# START OF TASK INPUTS

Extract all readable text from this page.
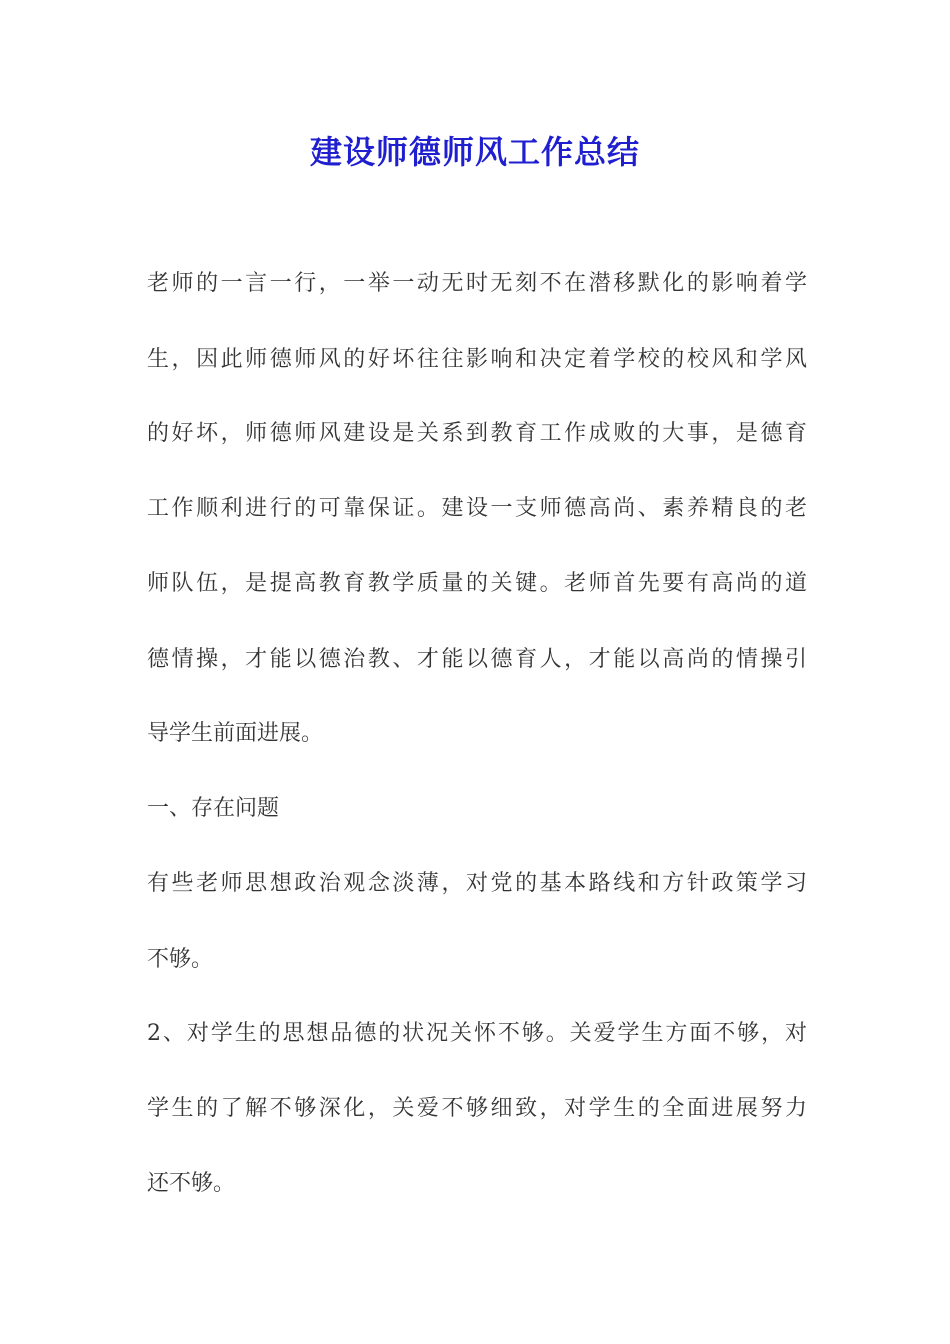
建设师德师风工作总结
老师的一言一行，一举一动无时无刻不在潜移默化的影响着学
生，因此师德师风的好坏往往影响和决定着学校的校风和学风
的好坏，师德师风建设是关系到教育工作成败的大事，是德育
工作顺利进行的可靠保证。建设一支师德高尚、素养精良的老
师队伍，是提高教育教学质量的关键。老师首先要有高尚的道
德情操，才能以德治教、才能以德育人，才能以高尚的情操引
导学生前面进展。
一、存在问题
有些老师思想政治观念淡薄，对党的基本路线和方针政策学习
不够。
2、对学生的思想品德的状况关怀不够。关爱学生方面不够，对
学生的了解不够深化，关爱不够细致，对学生的全面进展努力
还不够。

# END OF TASK INPUTS

TASK OBJECTIVE: Copy every line of the data word for word, omitting the images.

FULL SOLUTION:
Extract all readable text from this page.
建设师德师风工作总结
老师的一言一行，一举一动无时无刻不在潜移默化的影响着学
生，因此师德师风的好坏往往影响和决定着学校的校风和学风
的好坏，师德师风建设是关系到教育工作成败的大事，是德育
工作顺利进行的可靠保证。建设一支师德高尚、素养精良的老
师队伍，是提高教育教学质量的关键。老师首先要有高尚的道
德情操，才能以德治教、才能以德育人，才能以高尚的情操引
导学生前面进展。
一、存在问题
有些老师思想政治观念淡薄，对党的基本路线和方针政策学习
不够。
2、对学生的思想品德的状况关怀不够。关爱学生方面不够，对
学生的了解不够深化，关爱不够细致，对学生的全面进展努力
还不够。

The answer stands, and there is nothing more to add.